Aim:
Can you reproduce the data beneath, keeping every line exact?

↓↓↓

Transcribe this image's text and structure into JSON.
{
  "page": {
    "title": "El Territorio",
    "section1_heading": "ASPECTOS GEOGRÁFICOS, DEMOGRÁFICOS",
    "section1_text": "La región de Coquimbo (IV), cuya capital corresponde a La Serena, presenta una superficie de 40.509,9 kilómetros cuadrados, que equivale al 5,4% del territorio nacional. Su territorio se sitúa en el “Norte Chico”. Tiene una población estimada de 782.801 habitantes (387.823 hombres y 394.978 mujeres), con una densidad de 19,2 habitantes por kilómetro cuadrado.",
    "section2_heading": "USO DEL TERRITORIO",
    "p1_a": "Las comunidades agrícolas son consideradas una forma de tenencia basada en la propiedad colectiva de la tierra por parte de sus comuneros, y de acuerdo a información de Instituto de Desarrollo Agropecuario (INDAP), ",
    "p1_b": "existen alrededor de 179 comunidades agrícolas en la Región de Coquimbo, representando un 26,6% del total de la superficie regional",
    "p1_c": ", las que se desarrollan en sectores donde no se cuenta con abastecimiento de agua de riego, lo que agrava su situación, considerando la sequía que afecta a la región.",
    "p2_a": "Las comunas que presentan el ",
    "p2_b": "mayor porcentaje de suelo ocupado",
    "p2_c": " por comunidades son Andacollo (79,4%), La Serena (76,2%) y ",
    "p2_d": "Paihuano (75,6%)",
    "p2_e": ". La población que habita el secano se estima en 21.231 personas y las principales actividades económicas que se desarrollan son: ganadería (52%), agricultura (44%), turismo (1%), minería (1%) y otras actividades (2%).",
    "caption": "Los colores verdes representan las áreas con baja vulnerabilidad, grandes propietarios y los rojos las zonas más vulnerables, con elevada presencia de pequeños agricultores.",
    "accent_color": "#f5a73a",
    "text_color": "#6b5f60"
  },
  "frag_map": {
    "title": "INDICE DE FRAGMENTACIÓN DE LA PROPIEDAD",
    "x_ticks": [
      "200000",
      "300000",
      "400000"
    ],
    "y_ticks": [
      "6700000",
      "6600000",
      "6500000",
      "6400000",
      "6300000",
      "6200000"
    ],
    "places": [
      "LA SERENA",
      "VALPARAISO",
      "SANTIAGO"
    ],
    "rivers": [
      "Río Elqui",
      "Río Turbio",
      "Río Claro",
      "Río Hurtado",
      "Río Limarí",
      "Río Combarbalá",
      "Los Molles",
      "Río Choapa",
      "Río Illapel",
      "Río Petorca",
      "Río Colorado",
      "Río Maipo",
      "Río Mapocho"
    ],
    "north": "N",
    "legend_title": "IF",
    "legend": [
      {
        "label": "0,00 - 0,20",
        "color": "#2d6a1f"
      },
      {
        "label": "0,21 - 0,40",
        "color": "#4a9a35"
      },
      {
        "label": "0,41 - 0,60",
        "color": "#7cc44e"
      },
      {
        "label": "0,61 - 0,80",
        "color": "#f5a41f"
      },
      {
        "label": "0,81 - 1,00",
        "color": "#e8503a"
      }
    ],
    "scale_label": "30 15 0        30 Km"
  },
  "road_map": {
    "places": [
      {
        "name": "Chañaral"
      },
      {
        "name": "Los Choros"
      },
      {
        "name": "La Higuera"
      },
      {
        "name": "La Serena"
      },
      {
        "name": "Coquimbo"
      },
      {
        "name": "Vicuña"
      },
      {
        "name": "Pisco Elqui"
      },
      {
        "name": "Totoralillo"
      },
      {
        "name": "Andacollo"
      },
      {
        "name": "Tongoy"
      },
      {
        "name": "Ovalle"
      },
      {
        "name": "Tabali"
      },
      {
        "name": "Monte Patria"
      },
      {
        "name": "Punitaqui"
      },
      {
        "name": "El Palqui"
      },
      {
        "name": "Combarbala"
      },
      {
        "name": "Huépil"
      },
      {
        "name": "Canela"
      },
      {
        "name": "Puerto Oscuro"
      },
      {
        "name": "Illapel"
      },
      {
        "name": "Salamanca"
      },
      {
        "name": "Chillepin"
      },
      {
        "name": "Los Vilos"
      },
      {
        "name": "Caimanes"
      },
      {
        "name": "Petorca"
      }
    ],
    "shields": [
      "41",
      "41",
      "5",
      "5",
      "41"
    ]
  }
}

↑↑↑

Complete output:
Transcribe this image's text and structure into JSON.
{
  "page": {
    "title": "El Territorio",
    "section1_heading": "ASPECTOS GEOGRÁFICOS, DEMOGRÁFICOS",
    "section1_text": "La región de Coquimbo (IV), cuya capital corresponde a La Serena, presenta una superficie de 40.509,9 kilómetros cuadrados, que equivale al 5,4% del territorio nacional. Su territorio se sitúa en el “Norte Chico”. Tiene una población estimada de 782.801 habitantes (387.823 hombres y 394.978 mujeres), con una densidad de 19,2 habitantes por kilómetro cuadrado.",
    "section2_heading": "USO DEL TERRITORIO",
    "p1_a": "Las comunidades agrícolas son consideradas una forma de tenencia basada en la propiedad colectiva de la tierra por parte de sus comuneros, y de acuerdo a información de Instituto de Desarrollo Agropecuario (INDAP), ",
    "p1_b": "existen alrededor de 179 comunidades agrícolas en la Región de Coquimbo, representando un 26,6% del total de la superficie regional",
    "p1_c": ", las que se desarrollan en sectores donde no se cuenta con abastecimiento de agua de riego, lo que agrava su situación, considerando la sequía que afecta a la región.",
    "p2_a": "Las comunas que presentan el ",
    "p2_b": "mayor porcentaje de suelo ocupado",
    "p2_c": " por comunidades son Andacollo (79,4%), La Serena (76,2%) y ",
    "p2_d": "Paihuano (75,6%)",
    "p2_e": ". La población que habita el secano se estima en 21.231 personas y las principales actividades económicas que se desarrollan son: ganadería (52%), agricultura (44%), turismo (1%), minería (1%) y otras actividades (2%).",
    "caption": "Los colores verdes representan las áreas con baja vulnerabilidad, grandes propietarios y los rojos las zonas más vulnerables, con elevada presencia de pequeños agricultores.",
    "accent_color": "#f5a73a",
    "text_color": "#6b5f60"
  },
  "frag_map": {
    "title": "INDICE DE FRAGMENTACIÓN DE LA PROPIEDAD",
    "x_ticks": [
      "200000",
      "300000",
      "400000"
    ],
    "y_ticks": [
      "6700000",
      "6600000",
      "6500000",
      "6400000",
      "6300000",
      "6200000"
    ],
    "places": [
      "LA SERENA",
      "VALPARAISO",
      "SANTIAGO"
    ],
    "rivers": [
      "Río Elqui",
      "Río Turbio",
      "Río Claro",
      "Río Hurtado",
      "Río Limarí",
      "Río Combarbalá",
      "Los Molles",
      "Río Choapa",
      "Río Illapel",
      "Río Petorca",
      "Río Colorado",
      "Río Maipo",
      "Río Mapocho"
    ],
    "north": "N",
    "legend_title": "IF",
    "legend": [
      {
        "label": "0,00 - 0,20",
        "color": "#2d6a1f"
      },
      {
        "label": "0,21 - 0,40",
        "color": "#4a9a35"
      },
      {
        "label": "0,41 - 0,60",
        "color": "#7cc44e"
      },
      {
        "label": "0,61 - 0,80",
        "color": "#f5a41f"
      },
      {
        "label": "0,81 - 1,00",
        "color": "#e8503a"
      }
    ],
    "scale_label": "30 15 0        30 Km"
  },
  "road_map": {
    "places": [
      {
        "name": "Chañaral"
      },
      {
        "name": "Los Choros"
      },
      {
        "name": "La Higuera"
      },
      {
        "name": "La Serena"
      },
      {
        "name": "Coquimbo"
      },
      {
        "name": "Vicuña"
      },
      {
        "name": "Pisco Elqui"
      },
      {
        "name": "Totoralillo"
      },
      {
        "name": "Andacollo"
      },
      {
        "name": "Tongoy"
      },
      {
        "name": "Ovalle"
      },
      {
        "name": "Tabali"
      },
      {
        "name": "Monte Patria"
      },
      {
        "name": "Punitaqui"
      },
      {
        "name": "El Palqui"
      },
      {
        "name": "Combarbala"
      },
      {
        "name": "Huépil"
      },
      {
        "name": "Canela"
      },
      {
        "name": "Puerto Oscuro"
      },
      {
        "name": "Illapel"
      },
      {
        "name": "Salamanca"
      },
      {
        "name": "Chillepin"
      },
      {
        "name": "Los Vilos"
      },
      {
        "name": "Caimanes"
      },
      {
        "name": "Petorca"
      }
    ],
    "shields": [
      "41",
      "41",
      "5",
      "5",
      "41"
    ]
  }
}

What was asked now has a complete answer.